- Direction: Go through each line of the records below and count those with the word "this". Give only the count.

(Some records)
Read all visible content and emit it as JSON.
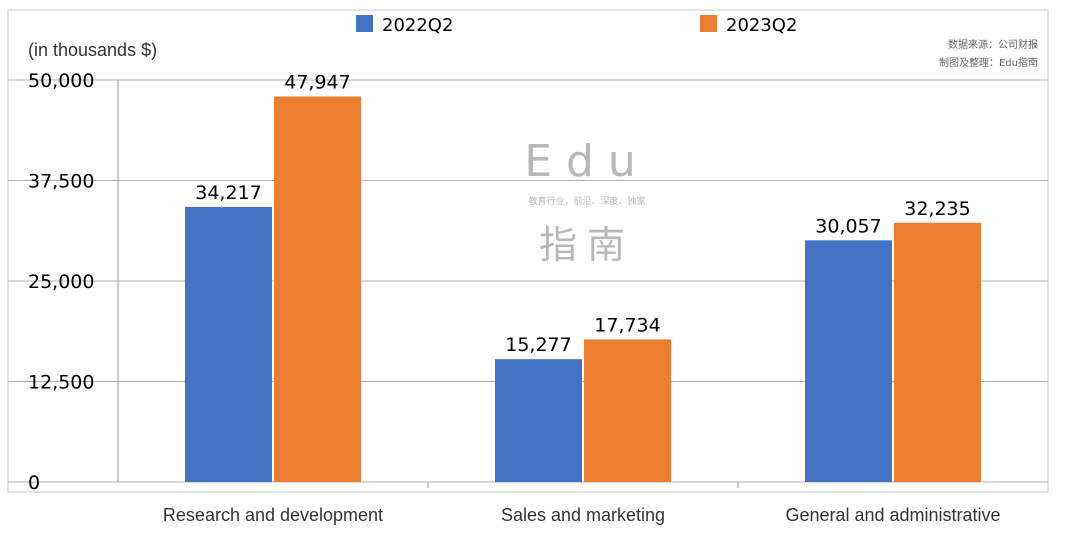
{
  "chart_data": {
    "type": "bar",
    "categories": [
      "Research and development",
      "Sales and marketing",
      "General and administrative"
    ],
    "series": [
      {
        "name": "2022Q2",
        "values": [
          34217,
          15277,
          30057
        ],
        "labels": [
          "34,217",
          "15,277",
          "30,057"
        ]
      },
      {
        "name": "2023Q2",
        "values": [
          47947,
          17734,
          32235
        ],
        "labels": [
          "47,947",
          "17,734",
          "32,235"
        ]
      }
    ],
    "ylabel": "(in thousands $)",
    "ylim": [
      0,
      50000
    ],
    "yticks": [
      0,
      12500,
      25000,
      37500,
      50000
    ],
    "ytick_labels": [
      "0",
      "12,500",
      "25,000",
      "37,500",
      "50,000"
    ],
    "grid": true,
    "legend_position": "top-center"
  },
  "colors": {
    "2022Q2": "#4472C4",
    "2023Q2": "#ED7D31",
    "grid": "#b0b0b0"
  },
  "source_note": {
    "line1": "数据来源：公司财报",
    "line2": "制图及整理：Edu指南"
  },
  "watermark": {
    "logo_text": "Edu",
    "tagline": "教育行业，前沿、深度、独家",
    "logo_cn": "指南"
  }
}
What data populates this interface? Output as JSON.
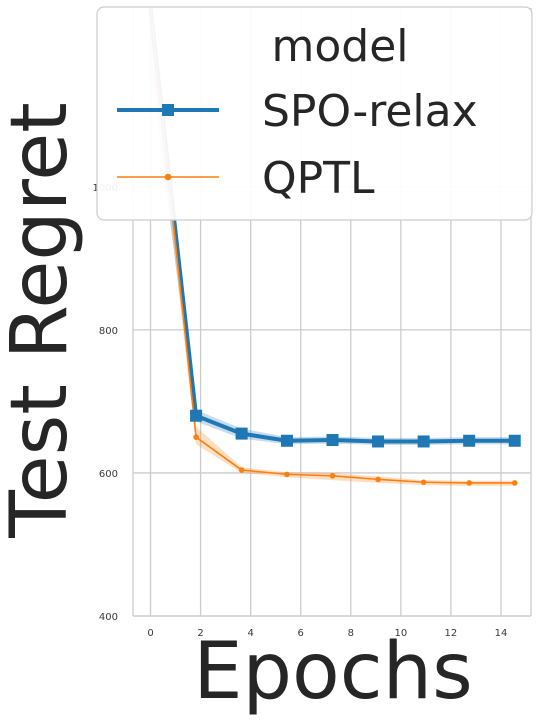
{
  "chart_data": {
    "type": "line",
    "title": "",
    "xlabel": "Epochs",
    "ylabel": "Test Regret",
    "xlim": [
      -0.7,
      15.2
    ],
    "ylim": [
      400,
      1250
    ],
    "xticks": [
      0,
      2,
      4,
      6,
      8,
      10,
      12,
      14
    ],
    "yticks": [
      400,
      600,
      800,
      1000
    ],
    "grid": true,
    "legend": {
      "title": "model",
      "placement": "top",
      "entries": [
        "SPO-relax",
        "QPTL"
      ]
    },
    "series": [
      {
        "name": "SPO-relax",
        "color": "#1f77b4",
        "marker": "square",
        "x": [
          0,
          1.82,
          3.64,
          5.45,
          7.27,
          9.09,
          10.91,
          12.73,
          14.55
        ],
        "y": [
          1250,
          680,
          655,
          645,
          646,
          644,
          644,
          645,
          645
        ],
        "lower": [
          1160,
          672,
          648,
          640,
          641,
          639,
          639,
          640,
          640
        ],
        "upper": [
          1250,
          688,
          662,
          650,
          651,
          649,
          649,
          650,
          650
        ]
      },
      {
        "name": "QPTL",
        "color": "#ff7f0e",
        "marker": "circle",
        "x": [
          0,
          1.82,
          3.64,
          5.45,
          7.27,
          9.09,
          10.91,
          12.73,
          14.55
        ],
        "y": [
          1250,
          650,
          604,
          598,
          596,
          591,
          587,
          586,
          586
        ],
        "lower": [
          1200,
          640,
          600,
          594,
          590,
          586,
          583,
          582,
          582
        ],
        "upper": [
          1250,
          665,
          608,
          601,
          600,
          595,
          590,
          589,
          589
        ]
      }
    ]
  }
}
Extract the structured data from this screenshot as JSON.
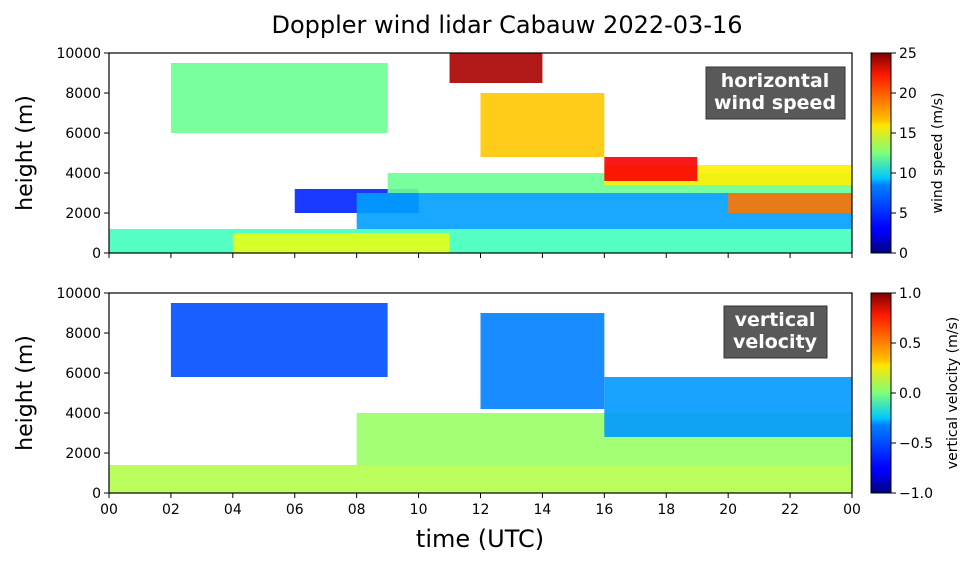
{
  "figure": {
    "title": "Doppler wind lidar Cabauw 2022-03-16",
    "xlabel": "time (UTC)"
  },
  "chart_data": [
    {
      "type": "heatmap",
      "title": "",
      "annotation_lines": [
        "horizontal",
        "wind speed"
      ],
      "xlabel": "",
      "ylabel": "height (m)",
      "xlim": [
        0,
        24
      ],
      "ylim": [
        0,
        10000
      ],
      "y_ticks": [
        "0",
        "2000",
        "4000",
        "6000",
        "8000",
        "10000"
      ],
      "colorbar": {
        "label": "wind speed (m/s)",
        "range": [
          0,
          25
        ],
        "ticks": [
          "0",
          "5",
          "10",
          "15",
          "20",
          "25"
        ],
        "colormap": "jet"
      },
      "regions": [
        {
          "t": [
            0,
            24
          ],
          "h": [
            0,
            1200
          ],
          "value": 11
        },
        {
          "t": [
            4,
            11
          ],
          "h": [
            0,
            1000
          ],
          "value": 15
        },
        {
          "t": [
            6,
            10
          ],
          "h": [
            2000,
            3200
          ],
          "value": 4
        },
        {
          "t": [
            8,
            24
          ],
          "h": [
            1200,
            3000
          ],
          "value": 7
        },
        {
          "t": [
            9,
            24
          ],
          "h": [
            3000,
            4000
          ],
          "value": 12
        },
        {
          "t": [
            16,
            24
          ],
          "h": [
            3400,
            4400
          ],
          "value": 16
        },
        {
          "t": [
            20,
            24
          ],
          "h": [
            2000,
            3000
          ],
          "value": 19
        },
        {
          "t": [
            2,
            9
          ],
          "h": [
            6000,
            9500
          ],
          "value": 12
        },
        {
          "t": [
            11,
            14
          ],
          "h": [
            8500,
            10000
          ],
          "value": 24
        },
        {
          "t": [
            12,
            16
          ],
          "h": [
            4800,
            8000
          ],
          "value": 17
        },
        {
          "t": [
            16,
            19
          ],
          "h": [
            3600,
            4800
          ],
          "value": 22
        }
      ]
    },
    {
      "type": "heatmap",
      "title": "",
      "annotation_lines": [
        "vertical",
        "velocity"
      ],
      "xlabel": "time (UTC)",
      "ylabel": "height (m)",
      "xlim": [
        0,
        24
      ],
      "ylim": [
        0,
        10000
      ],
      "x_ticks": [
        "00",
        "02",
        "04",
        "06",
        "08",
        "10",
        "12",
        "14",
        "16",
        "18",
        "20",
        "22",
        "00"
      ],
      "y_ticks": [
        "0",
        "2000",
        "4000",
        "6000",
        "8000",
        "10000"
      ],
      "colorbar": {
        "label": "vertical velocity (m/s)",
        "range": [
          -1.0,
          1.0
        ],
        "ticks": [
          "−1.0",
          "−0.5",
          "0.0",
          "0.5",
          "1.0"
        ],
        "colormap": "jet"
      },
      "regions": [
        {
          "t": [
            0,
            24
          ],
          "h": [
            0,
            1400
          ],
          "value": 0.1
        },
        {
          "t": [
            8,
            24
          ],
          "h": [
            1400,
            4000
          ],
          "value": 0.05
        },
        {
          "t": [
            2,
            9
          ],
          "h": [
            5800,
            9500
          ],
          "value": -0.6
        },
        {
          "t": [
            12,
            16
          ],
          "h": [
            4200,
            9000
          ],
          "value": -0.5
        },
        {
          "t": [
            16,
            24
          ],
          "h": [
            2800,
            5800
          ],
          "value": -0.45
        }
      ]
    }
  ]
}
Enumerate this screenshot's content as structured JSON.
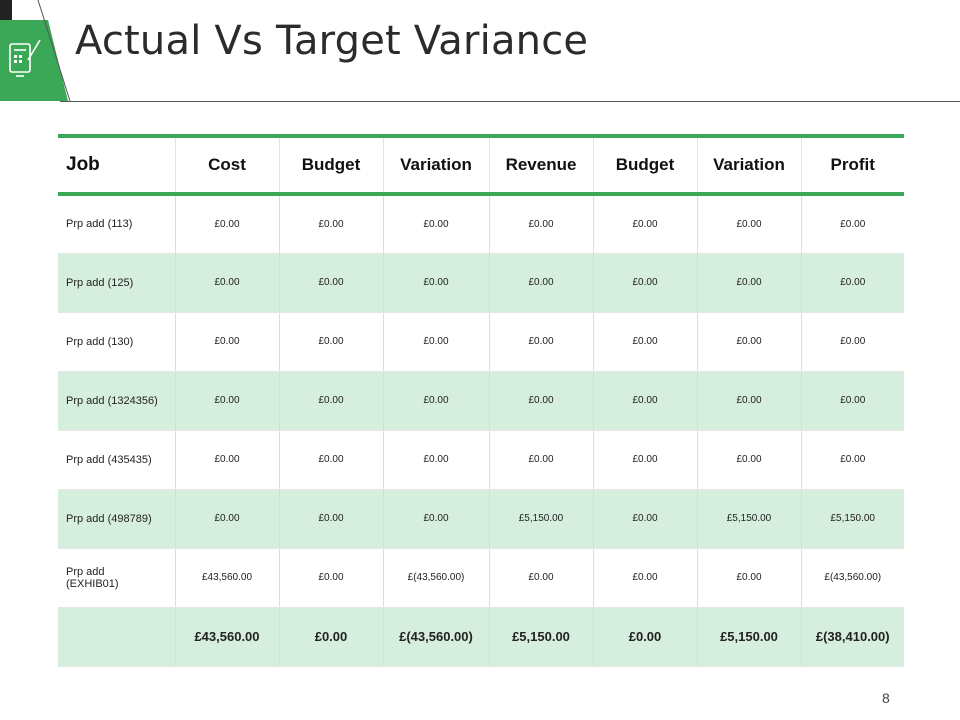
{
  "slide": {
    "title": "Actual Vs Target Variance",
    "page_number": "8",
    "accent_color": "#3aa857",
    "row_shade_color": "#d6eedd",
    "logo_icon": "calculator-tablet-icon"
  },
  "table": {
    "headers": [
      "Job",
      "Cost",
      "Budget",
      "Variation",
      "Revenue",
      "Budget",
      "Variation",
      "Profit"
    ],
    "rows": [
      {
        "job": "Prp add (113)",
        "cells": [
          "£0.00",
          "£0.00",
          "£0.00",
          "£0.00",
          "£0.00",
          "£0.00",
          "£0.00"
        ]
      },
      {
        "job": "Prp add (125)",
        "cells": [
          "£0.00",
          "£0.00",
          "£0.00",
          "£0.00",
          "£0.00",
          "£0.00",
          "£0.00"
        ]
      },
      {
        "job": "Prp add (130)",
        "cells": [
          "£0.00",
          "£0.00",
          "£0.00",
          "£0.00",
          "£0.00",
          "£0.00",
          "£0.00"
        ]
      },
      {
        "job": "Prp add (1324356)",
        "cells": [
          "£0.00",
          "£0.00",
          "£0.00",
          "£0.00",
          "£0.00",
          "£0.00",
          "£0.00"
        ]
      },
      {
        "job": "Prp add (435435)",
        "cells": [
          "£0.00",
          "£0.00",
          "£0.00",
          "£0.00",
          "£0.00",
          "£0.00",
          "£0.00"
        ]
      },
      {
        "job": "Prp add (498789)",
        "cells": [
          "£0.00",
          "£0.00",
          "£0.00",
          "£5,150.00",
          "£0.00",
          "£5,150.00",
          "£5,150.00"
        ]
      },
      {
        "job": "Prp add (EXHIB01)",
        "cells": [
          "£43,560.00",
          "£0.00",
          "£(43,560.00)",
          "£0.00",
          "£0.00",
          "£0.00",
          "£(43,560.00)"
        ]
      }
    ],
    "totals": {
      "job": "",
      "cells": [
        "£43,560.00",
        "£0.00",
        "£(43,560.00)",
        "£5,150.00",
        "£0.00",
        "£5,150.00",
        "£(38,410.00)"
      ]
    }
  }
}
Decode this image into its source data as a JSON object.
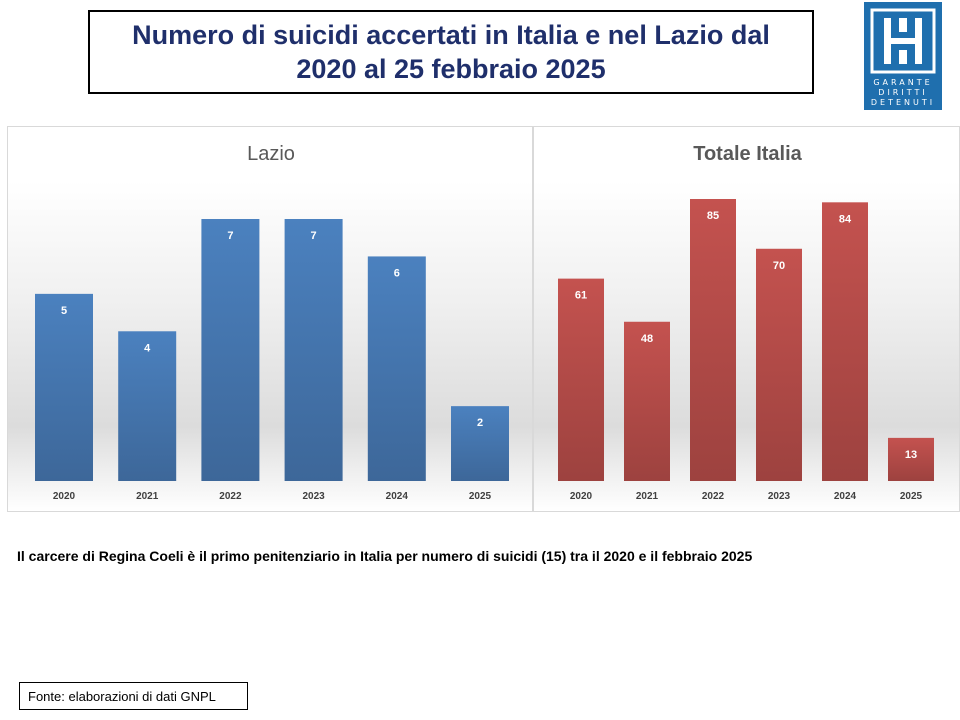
{
  "header": {
    "title": "Numero di suicidi accertati in Italia e nel Lazio dal\n2020 al 25 febbraio 2025"
  },
  "logo": {
    "icon": "garante-logo-icon",
    "lines": [
      "GARANTE",
      "DIRITTI",
      "DETENUTI"
    ],
    "color": "#1f6fae"
  },
  "chart_data": [
    {
      "type": "bar",
      "title": "Lazio",
      "categories": [
        "2020",
        "2021",
        "2022",
        "2023",
        "2024",
        "2025"
      ],
      "values": [
        5,
        4,
        7,
        7,
        6,
        2
      ],
      "data_labels": true,
      "xlabel": "",
      "ylabel": "",
      "ylim": [
        0,
        7
      ],
      "grid": false,
      "color": "#4a7ebb"
    },
    {
      "type": "bar",
      "title": "Totale Italia",
      "categories": [
        "2020",
        "2021",
        "2022",
        "2023",
        "2024",
        "2025"
      ],
      "values": [
        61,
        48,
        85,
        70,
        84,
        13
      ],
      "data_labels": true,
      "xlabel": "",
      "ylabel": "",
      "ylim": [
        0,
        85
      ],
      "grid": false,
      "color": "#c0504d"
    }
  ],
  "note": "Il carcere di Regina Coeli è il primo penitenziario in Italia per numero di suicidi (15) tra il 2020  e il febbraio 2025",
  "source": "Fonte: elaborazioni di dati GNPL"
}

- Right answer: 4